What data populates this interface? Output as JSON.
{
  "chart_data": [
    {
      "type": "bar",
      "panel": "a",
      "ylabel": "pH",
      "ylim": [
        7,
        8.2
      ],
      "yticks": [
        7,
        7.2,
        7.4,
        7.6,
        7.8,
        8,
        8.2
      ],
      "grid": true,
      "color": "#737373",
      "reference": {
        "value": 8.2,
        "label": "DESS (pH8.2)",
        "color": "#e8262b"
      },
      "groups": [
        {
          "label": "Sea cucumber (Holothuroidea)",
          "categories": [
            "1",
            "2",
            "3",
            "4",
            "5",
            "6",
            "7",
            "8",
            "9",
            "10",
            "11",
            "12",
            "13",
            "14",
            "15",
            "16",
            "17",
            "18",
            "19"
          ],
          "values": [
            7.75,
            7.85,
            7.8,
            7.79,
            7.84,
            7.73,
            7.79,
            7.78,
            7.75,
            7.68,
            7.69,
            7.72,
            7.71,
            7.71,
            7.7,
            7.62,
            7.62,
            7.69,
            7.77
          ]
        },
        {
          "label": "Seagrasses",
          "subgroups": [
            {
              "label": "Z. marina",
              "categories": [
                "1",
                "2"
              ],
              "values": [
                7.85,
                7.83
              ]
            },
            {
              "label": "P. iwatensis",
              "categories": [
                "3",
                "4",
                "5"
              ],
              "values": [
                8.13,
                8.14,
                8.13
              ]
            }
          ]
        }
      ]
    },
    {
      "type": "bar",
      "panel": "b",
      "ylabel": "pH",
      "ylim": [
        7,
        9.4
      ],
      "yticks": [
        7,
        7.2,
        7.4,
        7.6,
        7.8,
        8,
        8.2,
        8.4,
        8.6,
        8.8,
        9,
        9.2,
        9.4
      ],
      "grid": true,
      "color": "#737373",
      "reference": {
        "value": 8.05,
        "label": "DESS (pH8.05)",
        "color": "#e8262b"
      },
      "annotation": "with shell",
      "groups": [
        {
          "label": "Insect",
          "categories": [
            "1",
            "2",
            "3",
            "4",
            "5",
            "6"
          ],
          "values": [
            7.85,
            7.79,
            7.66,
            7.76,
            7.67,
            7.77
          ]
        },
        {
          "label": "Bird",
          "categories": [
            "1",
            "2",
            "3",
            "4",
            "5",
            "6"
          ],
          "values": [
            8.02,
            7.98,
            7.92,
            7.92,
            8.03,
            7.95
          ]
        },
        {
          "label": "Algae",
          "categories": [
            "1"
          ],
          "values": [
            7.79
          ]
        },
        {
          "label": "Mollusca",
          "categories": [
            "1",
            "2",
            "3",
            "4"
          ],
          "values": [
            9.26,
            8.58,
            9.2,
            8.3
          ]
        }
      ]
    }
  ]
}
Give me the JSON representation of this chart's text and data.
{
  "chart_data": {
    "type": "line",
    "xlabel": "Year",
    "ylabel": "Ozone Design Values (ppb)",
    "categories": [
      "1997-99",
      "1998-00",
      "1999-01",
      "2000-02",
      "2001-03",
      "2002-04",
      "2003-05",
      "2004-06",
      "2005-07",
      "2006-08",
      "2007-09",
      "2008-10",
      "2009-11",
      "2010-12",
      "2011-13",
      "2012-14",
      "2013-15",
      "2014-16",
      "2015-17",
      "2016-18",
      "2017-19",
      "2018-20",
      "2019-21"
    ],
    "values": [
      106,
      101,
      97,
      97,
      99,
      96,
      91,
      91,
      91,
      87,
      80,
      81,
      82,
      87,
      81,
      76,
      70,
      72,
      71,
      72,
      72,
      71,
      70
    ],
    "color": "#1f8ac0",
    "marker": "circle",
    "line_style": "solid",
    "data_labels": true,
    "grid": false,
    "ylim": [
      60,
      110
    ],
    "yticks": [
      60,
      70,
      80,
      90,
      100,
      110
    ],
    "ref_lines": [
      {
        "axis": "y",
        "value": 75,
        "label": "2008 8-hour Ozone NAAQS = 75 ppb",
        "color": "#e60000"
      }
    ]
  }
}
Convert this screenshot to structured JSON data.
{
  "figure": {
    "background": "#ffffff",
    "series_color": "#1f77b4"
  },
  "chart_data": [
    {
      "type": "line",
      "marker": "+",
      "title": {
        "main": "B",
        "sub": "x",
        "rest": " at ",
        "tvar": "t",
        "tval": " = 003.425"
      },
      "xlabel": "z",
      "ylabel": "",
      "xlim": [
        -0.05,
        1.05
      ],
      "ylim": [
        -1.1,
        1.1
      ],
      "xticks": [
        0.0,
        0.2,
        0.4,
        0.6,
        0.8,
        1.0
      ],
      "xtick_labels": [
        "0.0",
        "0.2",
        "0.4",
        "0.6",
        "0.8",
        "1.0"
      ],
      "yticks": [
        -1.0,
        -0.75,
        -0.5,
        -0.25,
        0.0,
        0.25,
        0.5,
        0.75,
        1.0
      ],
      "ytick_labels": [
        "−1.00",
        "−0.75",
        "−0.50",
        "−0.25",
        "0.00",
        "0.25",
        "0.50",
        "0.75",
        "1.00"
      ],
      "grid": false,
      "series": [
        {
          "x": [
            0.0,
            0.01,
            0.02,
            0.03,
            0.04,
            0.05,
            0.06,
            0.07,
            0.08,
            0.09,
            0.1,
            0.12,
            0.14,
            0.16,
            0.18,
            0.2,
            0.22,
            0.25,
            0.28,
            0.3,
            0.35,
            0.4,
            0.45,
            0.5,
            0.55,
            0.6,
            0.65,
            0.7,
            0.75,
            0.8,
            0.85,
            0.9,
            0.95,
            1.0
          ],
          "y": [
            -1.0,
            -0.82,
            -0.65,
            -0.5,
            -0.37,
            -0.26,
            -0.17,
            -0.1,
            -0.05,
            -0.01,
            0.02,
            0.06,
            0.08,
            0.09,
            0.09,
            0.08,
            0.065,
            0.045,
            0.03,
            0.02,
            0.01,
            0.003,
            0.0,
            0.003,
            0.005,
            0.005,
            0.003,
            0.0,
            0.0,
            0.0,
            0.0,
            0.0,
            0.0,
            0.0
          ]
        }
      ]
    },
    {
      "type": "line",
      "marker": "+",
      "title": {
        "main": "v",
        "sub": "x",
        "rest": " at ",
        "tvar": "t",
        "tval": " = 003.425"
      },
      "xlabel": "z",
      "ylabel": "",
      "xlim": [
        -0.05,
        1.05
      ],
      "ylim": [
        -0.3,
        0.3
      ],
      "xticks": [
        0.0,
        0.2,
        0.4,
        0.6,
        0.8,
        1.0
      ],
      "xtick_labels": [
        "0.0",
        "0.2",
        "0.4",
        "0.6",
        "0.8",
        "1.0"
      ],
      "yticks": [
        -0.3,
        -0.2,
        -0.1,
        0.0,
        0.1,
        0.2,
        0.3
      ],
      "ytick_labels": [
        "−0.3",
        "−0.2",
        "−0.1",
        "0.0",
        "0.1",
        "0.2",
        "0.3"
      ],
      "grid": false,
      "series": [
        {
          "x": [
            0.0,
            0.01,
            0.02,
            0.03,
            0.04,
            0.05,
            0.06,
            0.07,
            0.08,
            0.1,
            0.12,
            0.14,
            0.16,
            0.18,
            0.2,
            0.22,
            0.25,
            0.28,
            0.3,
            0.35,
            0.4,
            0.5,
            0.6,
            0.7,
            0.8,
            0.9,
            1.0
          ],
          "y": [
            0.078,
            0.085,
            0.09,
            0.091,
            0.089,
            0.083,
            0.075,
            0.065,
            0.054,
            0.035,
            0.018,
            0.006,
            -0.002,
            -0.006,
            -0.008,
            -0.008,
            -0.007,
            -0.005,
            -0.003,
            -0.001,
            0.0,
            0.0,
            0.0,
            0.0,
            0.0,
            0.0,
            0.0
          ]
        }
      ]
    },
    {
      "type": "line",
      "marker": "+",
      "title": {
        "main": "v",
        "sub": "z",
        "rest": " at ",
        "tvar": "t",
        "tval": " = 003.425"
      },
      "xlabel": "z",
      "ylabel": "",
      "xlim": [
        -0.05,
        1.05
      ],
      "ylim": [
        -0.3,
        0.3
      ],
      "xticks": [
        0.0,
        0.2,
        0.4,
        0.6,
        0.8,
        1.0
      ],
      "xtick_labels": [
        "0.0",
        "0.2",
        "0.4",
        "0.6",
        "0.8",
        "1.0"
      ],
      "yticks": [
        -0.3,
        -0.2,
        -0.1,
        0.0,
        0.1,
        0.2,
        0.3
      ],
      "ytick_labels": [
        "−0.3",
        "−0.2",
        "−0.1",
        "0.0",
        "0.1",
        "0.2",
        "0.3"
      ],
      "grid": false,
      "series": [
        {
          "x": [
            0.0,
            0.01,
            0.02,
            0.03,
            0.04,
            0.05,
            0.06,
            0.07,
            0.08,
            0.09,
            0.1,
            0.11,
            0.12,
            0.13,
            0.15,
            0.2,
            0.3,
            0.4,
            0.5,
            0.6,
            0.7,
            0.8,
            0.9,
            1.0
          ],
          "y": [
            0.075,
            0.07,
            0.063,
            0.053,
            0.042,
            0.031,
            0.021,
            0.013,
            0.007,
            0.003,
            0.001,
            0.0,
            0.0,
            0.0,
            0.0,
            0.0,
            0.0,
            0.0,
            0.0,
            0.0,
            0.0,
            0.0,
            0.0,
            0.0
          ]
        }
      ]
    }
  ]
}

☆ ☆ ☆ ☆

## WHAT YOU ARE ASKED TO DO
Look through the data above. Copy every line with the string "JSON" in it.

## RESULT FOR THIS TASK
What data populates this interface? Output as JSON.
Give me the JSON representation of this chart's text and data.
Convert this screenshot to structured JSON data.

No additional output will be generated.